**Task prompt:**
Restate the whole listing word for word. Pictures are left out.

__________________________________________________

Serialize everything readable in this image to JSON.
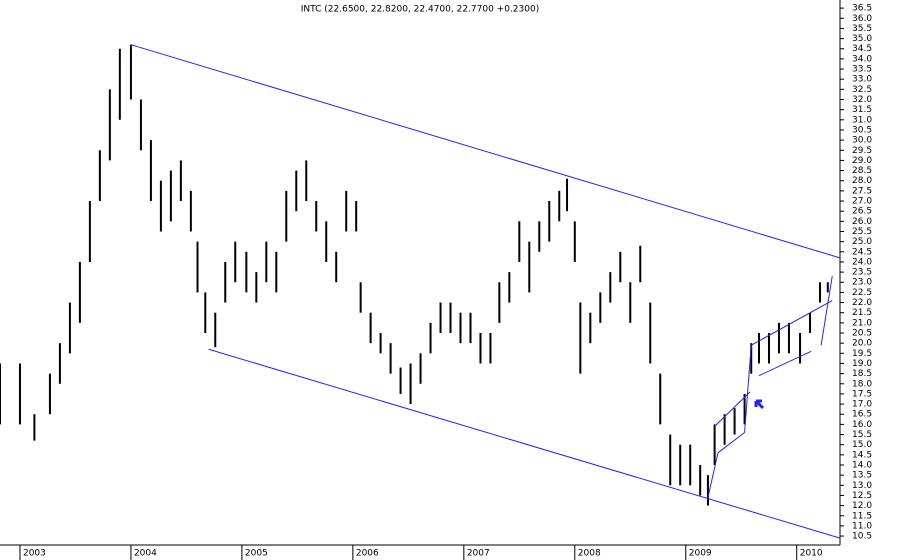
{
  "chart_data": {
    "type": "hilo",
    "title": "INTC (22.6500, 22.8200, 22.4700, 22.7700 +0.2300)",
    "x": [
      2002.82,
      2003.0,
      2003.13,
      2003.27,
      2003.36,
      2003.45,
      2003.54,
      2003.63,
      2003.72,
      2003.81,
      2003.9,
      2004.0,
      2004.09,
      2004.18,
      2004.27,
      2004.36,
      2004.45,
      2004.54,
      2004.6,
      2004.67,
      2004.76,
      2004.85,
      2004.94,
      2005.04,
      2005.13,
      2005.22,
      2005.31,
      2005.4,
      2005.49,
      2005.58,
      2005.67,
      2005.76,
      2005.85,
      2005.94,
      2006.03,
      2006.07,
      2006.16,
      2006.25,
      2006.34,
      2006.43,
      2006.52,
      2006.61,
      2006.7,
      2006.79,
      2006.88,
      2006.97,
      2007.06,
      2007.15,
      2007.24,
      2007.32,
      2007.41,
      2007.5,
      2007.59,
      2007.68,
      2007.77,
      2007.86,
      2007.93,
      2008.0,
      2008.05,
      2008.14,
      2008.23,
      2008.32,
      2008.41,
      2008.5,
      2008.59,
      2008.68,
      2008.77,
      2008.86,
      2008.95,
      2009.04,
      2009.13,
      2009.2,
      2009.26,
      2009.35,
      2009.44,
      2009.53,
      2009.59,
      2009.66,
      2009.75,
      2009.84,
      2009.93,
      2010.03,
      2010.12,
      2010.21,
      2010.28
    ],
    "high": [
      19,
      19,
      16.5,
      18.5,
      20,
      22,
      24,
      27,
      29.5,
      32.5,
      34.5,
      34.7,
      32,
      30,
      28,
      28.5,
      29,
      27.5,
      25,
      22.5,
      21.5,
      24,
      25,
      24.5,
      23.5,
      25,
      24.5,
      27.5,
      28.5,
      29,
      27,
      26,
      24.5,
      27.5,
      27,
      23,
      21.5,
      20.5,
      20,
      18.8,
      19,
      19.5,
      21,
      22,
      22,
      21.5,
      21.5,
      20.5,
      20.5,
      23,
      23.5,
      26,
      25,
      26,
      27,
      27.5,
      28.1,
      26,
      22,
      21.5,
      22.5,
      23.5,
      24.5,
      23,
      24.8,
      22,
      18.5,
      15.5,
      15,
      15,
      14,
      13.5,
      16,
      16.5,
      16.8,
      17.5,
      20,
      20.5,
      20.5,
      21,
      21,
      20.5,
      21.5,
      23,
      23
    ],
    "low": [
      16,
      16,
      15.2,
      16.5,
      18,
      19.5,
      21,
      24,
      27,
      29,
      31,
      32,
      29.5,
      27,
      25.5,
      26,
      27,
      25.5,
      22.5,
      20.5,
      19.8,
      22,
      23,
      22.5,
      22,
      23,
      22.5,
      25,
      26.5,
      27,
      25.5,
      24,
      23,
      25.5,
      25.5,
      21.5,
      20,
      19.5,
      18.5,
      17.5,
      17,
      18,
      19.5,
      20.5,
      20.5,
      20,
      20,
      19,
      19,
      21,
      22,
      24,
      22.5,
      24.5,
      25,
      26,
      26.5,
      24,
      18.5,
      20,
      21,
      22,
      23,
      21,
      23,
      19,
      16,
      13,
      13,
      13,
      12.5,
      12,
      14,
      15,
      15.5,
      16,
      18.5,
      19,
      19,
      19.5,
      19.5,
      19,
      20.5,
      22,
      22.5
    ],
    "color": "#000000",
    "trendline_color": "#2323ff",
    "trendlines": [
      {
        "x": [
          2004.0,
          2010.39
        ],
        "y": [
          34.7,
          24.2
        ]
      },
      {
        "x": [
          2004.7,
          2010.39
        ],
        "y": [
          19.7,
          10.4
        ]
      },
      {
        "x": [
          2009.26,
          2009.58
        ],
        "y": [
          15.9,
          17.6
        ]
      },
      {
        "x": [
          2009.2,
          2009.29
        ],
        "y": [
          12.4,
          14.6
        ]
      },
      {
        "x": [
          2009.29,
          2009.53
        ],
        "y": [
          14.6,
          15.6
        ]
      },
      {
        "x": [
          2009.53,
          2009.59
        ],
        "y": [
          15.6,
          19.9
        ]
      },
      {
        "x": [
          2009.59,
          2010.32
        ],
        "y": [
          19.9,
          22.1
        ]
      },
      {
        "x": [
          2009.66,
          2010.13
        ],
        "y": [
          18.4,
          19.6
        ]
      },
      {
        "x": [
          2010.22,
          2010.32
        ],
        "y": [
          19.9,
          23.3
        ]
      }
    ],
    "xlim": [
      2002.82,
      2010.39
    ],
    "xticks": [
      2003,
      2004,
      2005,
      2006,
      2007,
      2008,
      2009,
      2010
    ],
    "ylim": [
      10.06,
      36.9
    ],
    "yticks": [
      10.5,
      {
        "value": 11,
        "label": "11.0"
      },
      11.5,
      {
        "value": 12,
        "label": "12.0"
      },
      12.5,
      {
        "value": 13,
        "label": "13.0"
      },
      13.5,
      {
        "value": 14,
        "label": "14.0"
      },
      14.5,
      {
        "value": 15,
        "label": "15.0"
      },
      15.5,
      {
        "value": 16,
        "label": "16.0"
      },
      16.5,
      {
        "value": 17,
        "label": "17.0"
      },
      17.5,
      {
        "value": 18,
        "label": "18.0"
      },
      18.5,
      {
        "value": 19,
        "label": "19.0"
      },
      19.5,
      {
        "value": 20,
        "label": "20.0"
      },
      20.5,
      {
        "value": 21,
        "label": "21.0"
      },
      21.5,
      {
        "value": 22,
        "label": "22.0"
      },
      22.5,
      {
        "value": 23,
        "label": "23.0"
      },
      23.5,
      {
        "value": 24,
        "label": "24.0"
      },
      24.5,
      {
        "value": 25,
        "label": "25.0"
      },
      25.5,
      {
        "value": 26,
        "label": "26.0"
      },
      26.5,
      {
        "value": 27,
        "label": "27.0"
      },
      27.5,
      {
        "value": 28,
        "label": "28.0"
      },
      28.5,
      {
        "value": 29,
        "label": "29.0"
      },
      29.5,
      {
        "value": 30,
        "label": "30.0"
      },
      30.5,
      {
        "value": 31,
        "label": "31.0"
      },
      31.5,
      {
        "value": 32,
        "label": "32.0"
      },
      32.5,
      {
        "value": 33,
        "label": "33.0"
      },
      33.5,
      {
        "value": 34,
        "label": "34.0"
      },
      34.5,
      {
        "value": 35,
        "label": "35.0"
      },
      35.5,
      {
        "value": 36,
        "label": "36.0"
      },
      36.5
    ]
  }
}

__________________________________________________

**Answer to the task:**
Serialize everything readable in this image to JSON.
{
  "chart_data": {
    "type": "hilo",
    "title": "INTC (22.6500, 22.8200, 22.4700, 22.7700 +0.2300)",
    "x": [
      2002.82,
      2003.0,
      2003.13,
      2003.27,
      2003.36,
      2003.45,
      2003.54,
      2003.63,
      2003.72,
      2003.81,
      2003.9,
      2004.0,
      2004.09,
      2004.18,
      2004.27,
      2004.36,
      2004.45,
      2004.54,
      2004.6,
      2004.67,
      2004.76,
      2004.85,
      2004.94,
      2005.04,
      2005.13,
      2005.22,
      2005.31,
      2005.4,
      2005.49,
      2005.58,
      2005.67,
      2005.76,
      2005.85,
      2005.94,
      2006.03,
      2006.07,
      2006.16,
      2006.25,
      2006.34,
      2006.43,
      2006.52,
      2006.61,
      2006.7,
      2006.79,
      2006.88,
      2006.97,
      2007.06,
      2007.15,
      2007.24,
      2007.32,
      2007.41,
      2007.5,
      2007.59,
      2007.68,
      2007.77,
      2007.86,
      2007.93,
      2008.0,
      2008.05,
      2008.14,
      2008.23,
      2008.32,
      2008.41,
      2008.5,
      2008.59,
      2008.68,
      2008.77,
      2008.86,
      2008.95,
      2009.04,
      2009.13,
      2009.2,
      2009.26,
      2009.35,
      2009.44,
      2009.53,
      2009.59,
      2009.66,
      2009.75,
      2009.84,
      2009.93,
      2010.03,
      2010.12,
      2010.21,
      2010.28
    ],
    "high": [
      19,
      19,
      16.5,
      18.5,
      20,
      22,
      24,
      27,
      29.5,
      32.5,
      34.5,
      34.7,
      32,
      30,
      28,
      28.5,
      29,
      27.5,
      25,
      22.5,
      21.5,
      24,
      25,
      24.5,
      23.5,
      25,
      24.5,
      27.5,
      28.5,
      29,
      27,
      26,
      24.5,
      27.5,
      27,
      23,
      21.5,
      20.5,
      20,
      18.8,
      19,
      19.5,
      21,
      22,
      22,
      21.5,
      21.5,
      20.5,
      20.5,
      23,
      23.5,
      26,
      25,
      26,
      27,
      27.5,
      28.1,
      26,
      22,
      21.5,
      22.5,
      23.5,
      24.5,
      23,
      24.8,
      22,
      18.5,
      15.5,
      15,
      15,
      14,
      13.5,
      16,
      16.5,
      16.8,
      17.5,
      20,
      20.5,
      20.5,
      21,
      21,
      20.5,
      21.5,
      23,
      23
    ],
    "low": [
      16,
      16,
      15.2,
      16.5,
      18,
      19.5,
      21,
      24,
      27,
      29,
      31,
      32,
      29.5,
      27,
      25.5,
      26,
      27,
      25.5,
      22.5,
      20.5,
      19.8,
      22,
      23,
      22.5,
      22,
      23,
      22.5,
      25,
      26.5,
      27,
      25.5,
      24,
      23,
      25.5,
      25.5,
      21.5,
      20,
      19.5,
      18.5,
      17.5,
      17,
      18,
      19.5,
      20.5,
      20.5,
      20,
      20,
      19,
      19,
      21,
      22,
      24,
      22.5,
      24.5,
      25,
      26,
      26.5,
      24,
      18.5,
      20,
      21,
      22,
      23,
      21,
      23,
      19,
      16,
      13,
      13,
      13,
      12.5,
      12,
      14,
      15,
      15.5,
      16,
      18.5,
      19,
      19,
      19.5,
      19.5,
      19,
      20.5,
      22,
      22.5
    ],
    "color": "#000000",
    "trendline_color": "#2323ff",
    "trendlines": [
      {
        "x": [
          2004.0,
          2010.39
        ],
        "y": [
          34.7,
          24.2
        ]
      },
      {
        "x": [
          2004.7,
          2010.39
        ],
        "y": [
          19.7,
          10.4
        ]
      },
      {
        "x": [
          2009.26,
          2009.58
        ],
        "y": [
          15.9,
          17.6
        ]
      },
      {
        "x": [
          2009.2,
          2009.29
        ],
        "y": [
          12.4,
          14.6
        ]
      },
      {
        "x": [
          2009.29,
          2009.53
        ],
        "y": [
          14.6,
          15.6
        ]
      },
      {
        "x": [
          2009.53,
          2009.59
        ],
        "y": [
          15.6,
          19.9
        ]
      },
      {
        "x": [
          2009.59,
          2010.32
        ],
        "y": [
          19.9,
          22.1
        ]
      },
      {
        "x": [
          2009.66,
          2010.13
        ],
        "y": [
          18.4,
          19.6
        ]
      },
      {
        "x": [
          2010.22,
          2010.32
        ],
        "y": [
          19.9,
          23.3
        ]
      }
    ],
    "xlim": [
      2002.82,
      2010.39
    ],
    "xticks": [
      2003,
      2004,
      2005,
      2006,
      2007,
      2008,
      2009,
      2010
    ],
    "ylim": [
      10.06,
      36.9
    ],
    "yticks": [
      10.5,
      {
        "value": 11,
        "label": "11.0"
      },
      11.5,
      {
        "value": 12,
        "label": "12.0"
      },
      12.5,
      {
        "value": 13,
        "label": "13.0"
      },
      13.5,
      {
        "value": 14,
        "label": "14.0"
      },
      14.5,
      {
        "value": 15,
        "label": "15.0"
      },
      15.5,
      {
        "value": 16,
        "label": "16.0"
      },
      16.5,
      {
        "value": 17,
        "label": "17.0"
      },
      17.5,
      {
        "value": 18,
        "label": "18.0"
      },
      18.5,
      {
        "value": 19,
        "label": "19.0"
      },
      19.5,
      {
        "value": 20,
        "label": "20.0"
      },
      20.5,
      {
        "value": 21,
        "label": "21.0"
      },
      21.5,
      {
        "value": 22,
        "label": "22.0"
      },
      22.5,
      {
        "value": 23,
        "label": "23.0"
      },
      23.5,
      {
        "value": 24,
        "label": "24.0"
      },
      24.5,
      {
        "value": 25,
        "label": "25.0"
      },
      25.5,
      {
        "value": 26,
        "label": "26.0"
      },
      26.5,
      {
        "value": 27,
        "label": "27.0"
      },
      27.5,
      {
        "value": 28,
        "label": "28.0"
      },
      28.5,
      {
        "value": 29,
        "label": "29.0"
      },
      29.5,
      {
        "value": 30,
        "label": "30.0"
      },
      30.5,
      {
        "value": 31,
        "label": "31.0"
      },
      31.5,
      {
        "value": 32,
        "label": "32.0"
      },
      32.5,
      {
        "value": 33,
        "label": "33.0"
      },
      33.5,
      {
        "value": 34,
        "label": "34.0"
      },
      34.5,
      {
        "value": 35,
        "label": "35.0"
      },
      35.5,
      {
        "value": 36,
        "label": "36.0"
      },
      36.5
    ]
  }
}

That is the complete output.